DOKUMENT:
>>>

Eine musikwissenschaftliche Detektivgeschichte

„Il y a un motet dans la Médiathèque Jean Renoir à Dieppe – inconnu, inédit – mais très intéressant", erzählte der große Saint-Saëns-Experte Yves Gérard vor einigen Jahren. Nur eine kleine Motette sollte es sein, nichts Großes, nichts Aufwändiges, allerdings wohl mit Saxophonen besetzt.

Dabei stellte sich allerdings bald heraus, dass es sich nicht nur um diese eine nicht edierte, unbekannte Motette handelte – Saint-Saëns hinterließ das Werk Super flumina Babylonis tatsächlich in vier verschiedenen Fassungen, von denen drei heute in der Pariser Bibliothèque nationale liegen. Was hingegen ganz und gar nicht täuschte, war Yves Gérards Urteil „très intéressant“. Trotz vieler Recherchen sind einige Probleme und Geheimnisse dieser Motetten bis heute nicht gelöst und entschlüsselt, darunter zählen u.a. biographische Einordnungen oder Erklärungen. Saint-Saëns scheint sich nicht zu seinem Werk geäußert zu haben. Dennoch ist es gelungen, drei Editionen und zumindest eine Filiation der Quellen zu erstellen.

Wahrscheinlich 1853 wechselte Camille Saint-Saëns als Organist an die Kirche St. Merry im vierten Pariser Arrondissement. Schon dieses Datum kann nicht eindeutig belegt werden: Die Akten und Gehaltslisten des Pfarr-Archivs (archives historiques de l’église catholique à Paris1) weisen große Lücken auf. Denkbar ist, dass Saint-Saëns – quasi als Einstand – diese Motette schrieb. Datiert ist die erste Fassung von Super flumina Babylonis jedenfalls 1854. Schon um das zu eruieren war kriminalistischer Einsatz notwendig: Die erste Partiturseite mit dieser Information ist überklebt und vernäht. Auf der heutigen ersten Seite ist die Jahreszahl nicht mehr zu sehen, nur durch einen Riss im Papier kann man sie erahnen. Erfreulicherweise löst sich nach 86 Jahren mittlerweile der Klebstoff, der die alte und die neue Seite 1 zusammenhielt, sodass man zumindest an einem Seitenrand die ursprüngliche Version der ersten Fassung sehen kann: Von Beginn an wurden neben Streichern, Orgel, Solo und Chor vier Saxophone eingesetzt.

<<<

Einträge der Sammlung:

>>>

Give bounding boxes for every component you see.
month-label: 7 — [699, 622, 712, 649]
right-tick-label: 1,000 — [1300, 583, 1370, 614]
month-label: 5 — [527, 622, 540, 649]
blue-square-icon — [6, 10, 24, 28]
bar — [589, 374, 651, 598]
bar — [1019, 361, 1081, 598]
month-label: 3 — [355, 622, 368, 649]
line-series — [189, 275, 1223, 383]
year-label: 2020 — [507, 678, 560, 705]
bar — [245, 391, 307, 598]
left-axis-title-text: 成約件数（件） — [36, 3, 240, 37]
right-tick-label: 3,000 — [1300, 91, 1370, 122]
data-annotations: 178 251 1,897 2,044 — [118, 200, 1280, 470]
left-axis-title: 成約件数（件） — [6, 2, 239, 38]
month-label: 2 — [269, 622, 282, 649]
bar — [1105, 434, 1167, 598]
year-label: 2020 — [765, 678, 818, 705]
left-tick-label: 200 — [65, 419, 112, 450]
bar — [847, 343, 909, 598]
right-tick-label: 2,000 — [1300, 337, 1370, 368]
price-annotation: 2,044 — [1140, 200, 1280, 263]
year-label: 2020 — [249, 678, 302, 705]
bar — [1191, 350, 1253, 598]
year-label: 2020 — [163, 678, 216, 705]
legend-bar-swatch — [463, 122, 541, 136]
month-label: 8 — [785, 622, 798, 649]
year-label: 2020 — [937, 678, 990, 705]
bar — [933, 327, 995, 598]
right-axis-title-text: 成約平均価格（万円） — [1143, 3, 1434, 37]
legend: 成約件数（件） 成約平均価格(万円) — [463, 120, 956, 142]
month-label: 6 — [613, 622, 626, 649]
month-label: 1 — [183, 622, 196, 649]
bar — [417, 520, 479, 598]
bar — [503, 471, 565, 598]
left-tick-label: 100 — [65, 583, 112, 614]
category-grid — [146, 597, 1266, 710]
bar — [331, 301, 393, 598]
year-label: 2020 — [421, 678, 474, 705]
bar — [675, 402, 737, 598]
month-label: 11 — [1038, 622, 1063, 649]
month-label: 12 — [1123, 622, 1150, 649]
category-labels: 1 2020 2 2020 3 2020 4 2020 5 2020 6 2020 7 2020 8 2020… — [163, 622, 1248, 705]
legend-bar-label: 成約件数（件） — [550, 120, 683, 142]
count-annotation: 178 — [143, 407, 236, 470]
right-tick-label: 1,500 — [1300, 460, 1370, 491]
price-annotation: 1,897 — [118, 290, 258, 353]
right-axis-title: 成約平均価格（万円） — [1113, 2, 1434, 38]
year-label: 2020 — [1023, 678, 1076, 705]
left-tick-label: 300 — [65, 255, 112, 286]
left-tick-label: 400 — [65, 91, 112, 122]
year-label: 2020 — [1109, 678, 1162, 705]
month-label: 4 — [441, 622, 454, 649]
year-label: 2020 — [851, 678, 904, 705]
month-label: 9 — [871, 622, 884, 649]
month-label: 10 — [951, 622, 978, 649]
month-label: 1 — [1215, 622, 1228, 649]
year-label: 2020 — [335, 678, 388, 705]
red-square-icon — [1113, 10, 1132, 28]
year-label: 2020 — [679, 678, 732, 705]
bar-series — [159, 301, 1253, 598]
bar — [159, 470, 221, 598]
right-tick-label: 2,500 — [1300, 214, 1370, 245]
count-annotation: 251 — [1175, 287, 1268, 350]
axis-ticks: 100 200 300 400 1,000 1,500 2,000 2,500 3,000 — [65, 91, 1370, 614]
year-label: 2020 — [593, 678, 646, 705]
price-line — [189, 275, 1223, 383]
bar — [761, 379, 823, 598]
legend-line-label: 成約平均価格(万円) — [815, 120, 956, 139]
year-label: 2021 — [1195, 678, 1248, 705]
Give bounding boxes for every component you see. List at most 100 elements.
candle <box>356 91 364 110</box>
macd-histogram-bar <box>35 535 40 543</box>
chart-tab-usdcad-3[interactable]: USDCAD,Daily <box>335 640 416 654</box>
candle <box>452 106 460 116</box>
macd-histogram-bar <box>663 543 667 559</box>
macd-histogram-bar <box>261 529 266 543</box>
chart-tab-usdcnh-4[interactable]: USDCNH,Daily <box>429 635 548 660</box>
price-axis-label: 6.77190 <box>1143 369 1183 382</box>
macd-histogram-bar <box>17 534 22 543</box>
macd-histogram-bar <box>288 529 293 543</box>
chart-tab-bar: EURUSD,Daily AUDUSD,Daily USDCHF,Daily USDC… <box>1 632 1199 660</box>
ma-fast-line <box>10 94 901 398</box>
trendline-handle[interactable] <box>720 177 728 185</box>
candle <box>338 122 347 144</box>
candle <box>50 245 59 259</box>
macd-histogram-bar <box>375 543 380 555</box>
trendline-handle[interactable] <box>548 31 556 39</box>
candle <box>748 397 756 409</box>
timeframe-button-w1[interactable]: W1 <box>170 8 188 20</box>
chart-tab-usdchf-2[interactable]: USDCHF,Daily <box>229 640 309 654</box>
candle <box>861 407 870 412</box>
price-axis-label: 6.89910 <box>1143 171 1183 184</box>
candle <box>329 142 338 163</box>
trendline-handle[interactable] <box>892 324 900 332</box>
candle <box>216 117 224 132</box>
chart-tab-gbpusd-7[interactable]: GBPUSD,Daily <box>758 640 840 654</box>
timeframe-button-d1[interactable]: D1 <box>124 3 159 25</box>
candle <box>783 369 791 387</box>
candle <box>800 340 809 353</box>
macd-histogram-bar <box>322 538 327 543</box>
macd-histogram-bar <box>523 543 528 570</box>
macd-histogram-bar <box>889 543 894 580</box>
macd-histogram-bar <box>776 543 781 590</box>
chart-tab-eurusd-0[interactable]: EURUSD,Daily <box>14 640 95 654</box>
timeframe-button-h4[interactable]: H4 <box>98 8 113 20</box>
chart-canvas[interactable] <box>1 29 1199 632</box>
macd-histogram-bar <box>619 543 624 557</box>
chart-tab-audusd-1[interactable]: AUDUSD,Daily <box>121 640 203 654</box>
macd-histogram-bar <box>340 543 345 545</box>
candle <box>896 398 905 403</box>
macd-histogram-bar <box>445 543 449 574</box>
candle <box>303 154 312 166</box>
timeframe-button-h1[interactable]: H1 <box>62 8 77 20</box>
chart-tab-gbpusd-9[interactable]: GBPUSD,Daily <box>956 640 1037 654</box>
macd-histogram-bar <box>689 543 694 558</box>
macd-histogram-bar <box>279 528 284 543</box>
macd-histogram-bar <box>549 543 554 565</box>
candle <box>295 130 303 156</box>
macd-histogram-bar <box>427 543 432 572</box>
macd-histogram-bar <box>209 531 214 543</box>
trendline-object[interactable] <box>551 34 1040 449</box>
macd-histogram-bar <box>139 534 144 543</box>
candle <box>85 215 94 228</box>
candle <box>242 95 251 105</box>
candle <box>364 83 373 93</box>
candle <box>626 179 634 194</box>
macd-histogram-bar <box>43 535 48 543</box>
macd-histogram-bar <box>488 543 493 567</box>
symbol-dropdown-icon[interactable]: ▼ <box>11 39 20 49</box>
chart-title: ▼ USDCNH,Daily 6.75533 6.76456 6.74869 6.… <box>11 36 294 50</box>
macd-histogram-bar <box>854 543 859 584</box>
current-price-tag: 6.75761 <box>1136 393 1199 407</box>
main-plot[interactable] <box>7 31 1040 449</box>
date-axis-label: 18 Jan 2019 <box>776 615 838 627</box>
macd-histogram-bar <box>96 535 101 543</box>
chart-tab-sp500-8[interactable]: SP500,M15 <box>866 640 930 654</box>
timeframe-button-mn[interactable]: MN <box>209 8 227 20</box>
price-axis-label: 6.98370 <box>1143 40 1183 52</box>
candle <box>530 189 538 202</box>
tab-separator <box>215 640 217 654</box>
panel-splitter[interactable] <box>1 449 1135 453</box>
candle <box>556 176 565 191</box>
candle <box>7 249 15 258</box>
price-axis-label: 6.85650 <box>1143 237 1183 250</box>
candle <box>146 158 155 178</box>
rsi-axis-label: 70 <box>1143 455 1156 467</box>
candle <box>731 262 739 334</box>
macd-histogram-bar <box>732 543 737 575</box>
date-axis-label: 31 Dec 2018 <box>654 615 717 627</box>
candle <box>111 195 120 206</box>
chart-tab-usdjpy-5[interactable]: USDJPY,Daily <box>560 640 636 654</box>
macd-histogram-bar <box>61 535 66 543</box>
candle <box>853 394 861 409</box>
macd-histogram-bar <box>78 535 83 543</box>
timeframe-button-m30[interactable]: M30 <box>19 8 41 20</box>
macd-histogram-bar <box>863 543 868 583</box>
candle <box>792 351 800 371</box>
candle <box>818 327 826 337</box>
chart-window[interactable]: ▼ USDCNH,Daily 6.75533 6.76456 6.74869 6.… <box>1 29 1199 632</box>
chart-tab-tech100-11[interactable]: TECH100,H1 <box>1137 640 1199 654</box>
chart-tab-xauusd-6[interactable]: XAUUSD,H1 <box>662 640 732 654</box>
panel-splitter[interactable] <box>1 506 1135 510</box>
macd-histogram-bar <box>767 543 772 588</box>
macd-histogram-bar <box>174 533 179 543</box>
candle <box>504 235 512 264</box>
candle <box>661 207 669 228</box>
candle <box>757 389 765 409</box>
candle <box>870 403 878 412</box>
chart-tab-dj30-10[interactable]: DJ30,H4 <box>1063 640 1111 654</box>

<<<

ZU ERLEDIGEN: Schreibe den Text über Saint-Saëns' Motette Super flumina Babylonis im Anschluss an seinen letzten Satz weiter.

SCHRIFTLICHE ANTWORT:
Saint-Saëns trifft Adoplhe Sax

Am 21. März 1846 hatte der Belgier Adolphe Sax (1814-1894) unter der Nummer 3226 seine ab 1839/1840 erfundenen Saxophone in Frankreich patentieren lassen. Ab 1842 lebte Sax – ebenso wie Saint-Saëns – in Paris, wo sich beide sicherlich begegneten, und wo der junge Komponist die neuen Instrumente von Sax kennenlernte, deren Klang er für seine Werke nutzen wollte. Gelegenheit dazu wäre zum Beispiel am 15. Mai 1853 gewesen, als sie in einem Konzert im Pariser Jardin d’Hiver vorgestellt wurden.2

Saint-Saëns muss von den neuen Instrumenten jedenfalls so begeistert gewesen sein, dass er sie gleich als Quartett in Super flumina Babylonis einsetzte. Damit muss auch die Musikgeschichte neu geschrieben werden, denn somit ist diese Motette nachweislich das erste Werk für Saxophon-Quartett – und nicht, wie man bisher annahm, ein drei Jahre später entstandenes Premier Quatuor von Jean-Baptiste Singelée (1812-1875). (Wobei Saint-Saëns die Saxophone eher noch wie Klarinetten einsetzt.)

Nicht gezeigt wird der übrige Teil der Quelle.